> **Supplied data**
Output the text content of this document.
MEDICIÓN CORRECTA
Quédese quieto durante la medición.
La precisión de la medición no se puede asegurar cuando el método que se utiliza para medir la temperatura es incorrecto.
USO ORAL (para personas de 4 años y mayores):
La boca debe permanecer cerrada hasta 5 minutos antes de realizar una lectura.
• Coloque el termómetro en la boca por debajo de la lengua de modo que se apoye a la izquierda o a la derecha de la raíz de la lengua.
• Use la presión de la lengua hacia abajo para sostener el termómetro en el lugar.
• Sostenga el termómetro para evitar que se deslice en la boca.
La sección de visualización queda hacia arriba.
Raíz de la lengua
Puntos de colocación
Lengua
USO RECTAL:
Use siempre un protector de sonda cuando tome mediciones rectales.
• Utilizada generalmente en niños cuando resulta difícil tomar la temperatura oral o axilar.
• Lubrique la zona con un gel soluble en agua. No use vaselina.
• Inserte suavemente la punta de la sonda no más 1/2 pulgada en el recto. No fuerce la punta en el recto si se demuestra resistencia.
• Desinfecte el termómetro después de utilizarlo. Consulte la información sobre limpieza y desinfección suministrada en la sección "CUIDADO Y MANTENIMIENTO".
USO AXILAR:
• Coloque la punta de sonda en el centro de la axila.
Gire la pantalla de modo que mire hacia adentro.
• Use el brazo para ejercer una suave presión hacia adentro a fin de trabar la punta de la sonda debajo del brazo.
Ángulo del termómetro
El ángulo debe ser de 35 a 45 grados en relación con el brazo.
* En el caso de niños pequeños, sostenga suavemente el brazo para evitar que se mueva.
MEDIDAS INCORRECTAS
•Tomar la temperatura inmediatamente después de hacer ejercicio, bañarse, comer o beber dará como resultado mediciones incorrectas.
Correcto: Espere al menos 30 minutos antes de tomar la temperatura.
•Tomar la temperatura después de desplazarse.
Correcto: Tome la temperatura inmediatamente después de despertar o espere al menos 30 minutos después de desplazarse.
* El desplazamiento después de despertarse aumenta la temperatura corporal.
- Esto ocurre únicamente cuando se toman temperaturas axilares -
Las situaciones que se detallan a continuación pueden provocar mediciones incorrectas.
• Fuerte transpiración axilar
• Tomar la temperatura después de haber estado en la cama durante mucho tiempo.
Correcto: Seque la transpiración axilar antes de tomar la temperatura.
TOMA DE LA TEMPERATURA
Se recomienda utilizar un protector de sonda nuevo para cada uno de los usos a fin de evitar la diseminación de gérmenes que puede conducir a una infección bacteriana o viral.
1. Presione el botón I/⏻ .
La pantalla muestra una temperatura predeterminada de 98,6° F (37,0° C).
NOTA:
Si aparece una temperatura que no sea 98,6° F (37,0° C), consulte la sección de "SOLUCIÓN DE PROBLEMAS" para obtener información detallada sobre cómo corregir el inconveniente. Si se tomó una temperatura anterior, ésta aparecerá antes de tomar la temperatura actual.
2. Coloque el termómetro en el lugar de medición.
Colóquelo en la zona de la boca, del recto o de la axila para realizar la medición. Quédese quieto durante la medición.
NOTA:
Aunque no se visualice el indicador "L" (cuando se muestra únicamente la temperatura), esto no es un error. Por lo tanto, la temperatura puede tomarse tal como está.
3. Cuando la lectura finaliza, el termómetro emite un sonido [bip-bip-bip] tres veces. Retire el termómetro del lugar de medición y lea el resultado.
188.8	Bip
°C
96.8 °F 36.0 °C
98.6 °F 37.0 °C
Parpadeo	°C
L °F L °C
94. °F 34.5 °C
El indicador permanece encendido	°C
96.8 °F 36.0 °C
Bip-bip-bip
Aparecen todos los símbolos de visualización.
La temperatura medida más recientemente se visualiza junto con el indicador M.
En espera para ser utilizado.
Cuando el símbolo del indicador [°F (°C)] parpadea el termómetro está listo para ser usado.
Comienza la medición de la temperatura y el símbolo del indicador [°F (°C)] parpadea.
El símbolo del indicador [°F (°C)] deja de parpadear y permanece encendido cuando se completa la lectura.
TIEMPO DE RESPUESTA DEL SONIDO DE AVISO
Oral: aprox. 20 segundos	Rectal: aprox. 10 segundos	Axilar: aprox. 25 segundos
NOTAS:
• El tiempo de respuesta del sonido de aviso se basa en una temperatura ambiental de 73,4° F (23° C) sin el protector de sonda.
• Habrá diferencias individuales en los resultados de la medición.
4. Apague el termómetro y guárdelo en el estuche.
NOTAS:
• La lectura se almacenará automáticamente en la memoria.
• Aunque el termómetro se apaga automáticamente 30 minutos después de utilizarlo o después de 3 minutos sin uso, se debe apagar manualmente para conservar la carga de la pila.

> **What the task asks**
Some lines above contain the word "como". Copy each of them.

> **Output of the task**
•Tomar la temperatura inmediatamente después de hacer ejercicio, bañarse, comer o beber dará como resultado mediciones incorrectas.
Aunque no se visualice el indicador "L" (cuando se muestra únicamente la temperatura), esto no es un error. Por lo tanto, la temperatura puede tomarse tal como está.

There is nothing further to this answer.